Brief: The entries below should be quoted exactly, with no pictures carried over.

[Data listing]
"""

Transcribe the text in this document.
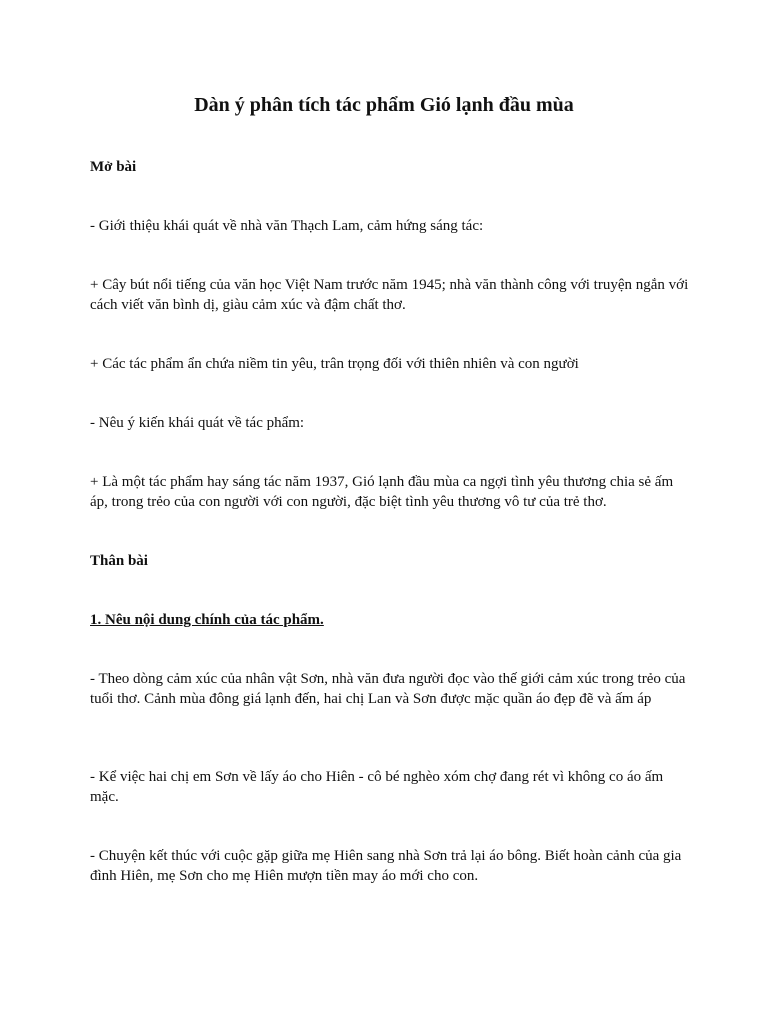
Dàn ý phân tích tác phẩm Gió lạnh đầu mùa

Mở bài

- Giới thiệu khái quát về nhà văn Thạch Lam, cảm hứng sáng tác:

+ Cây bút nổi tiếng của văn học Việt Nam trước năm 1945; nhà văn thành công với truyện ngắn với cách viết văn bình dị, giàu cảm xúc và đậm chất thơ.

+ Các tác phẩm ẩn chứa niềm tin yêu, trân trọng đối với thiên nhiên và con người

- Nêu ý kiến khái quát về tác phẩm:

+ Là một tác phẩm hay sáng tác năm 1937, Gió lạnh đầu mùa ca ngợi tình yêu thương chia sẻ ấm áp, trong trẻo của con người với con người, đặc biệt tình yêu thương vô tư của trẻ thơ.

Thân bài

1. Nêu nội dung chính của tác phẩm.

- Theo dòng cảm xúc của nhân vật Sơn, nhà văn đưa người đọc vào thế giới cảm xúc trong trẻo của tuổi thơ. Cảnh mùa đông giá lạnh đến, hai chị Lan và Sơn được mặc quần áo đẹp đẽ và ấm áp

- Kể việc hai chị em Sơn về lấy áo cho Hiên - cô bé nghèo xóm chợ đang rét vì không co áo ấm mặc.

- Chuyện kết thúc với cuộc gặp giữa mẹ Hiên sang nhà Sơn trả lại áo bông. Biết hoàn cảnh của gia đình Hiên, mẹ Sơn cho mẹ Hiên mượn tiền may áo mới cho con.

"""

Full output:
Transcribe the text in this document.
Dàn ý phân tích tác phẩm Gió lạnh đầu mùa

Mở bài

- Giới thiệu khái quát về nhà văn Thạch Lam, cảm hứng sáng tác:

+ Cây bút nổi tiếng của văn học Việt Nam trước năm 1945; nhà văn thành công với truyện ngắn với cách viết văn bình dị, giàu cảm xúc và đậm chất thơ.

+ Các tác phẩm ẩn chứa niềm tin yêu, trân trọng đối với thiên nhiên và con người

- Nêu ý kiến khái quát về tác phẩm:

+ Là một tác phẩm hay sáng tác năm 1937, Gió lạnh đầu mùa ca ngợi tình yêu thương chia sẻ ấm áp, trong trẻo của con người với con người, đặc biệt tình yêu thương vô tư của trẻ thơ.

Thân bài

1. Nêu nội dung chính của tác phẩm.

- Theo dòng cảm xúc của nhân vật Sơn, nhà văn đưa người đọc vào thế giới cảm xúc trong trẻo của tuổi thơ. Cảnh mùa đông giá lạnh đến, hai chị Lan và Sơn được mặc quần áo đẹp đẽ và ấm áp

- Kể việc hai chị em Sơn về lấy áo cho Hiên - cô bé nghèo xóm chợ đang rét vì không co áo ấm mặc.

- Chuyện kết thúc với cuộc gặp giữa mẹ Hiên sang nhà Sơn trả lại áo bông. Biết hoàn cảnh của gia đình Hiên, mẹ Sơn cho mẹ Hiên mượn tiền may áo mới cho con.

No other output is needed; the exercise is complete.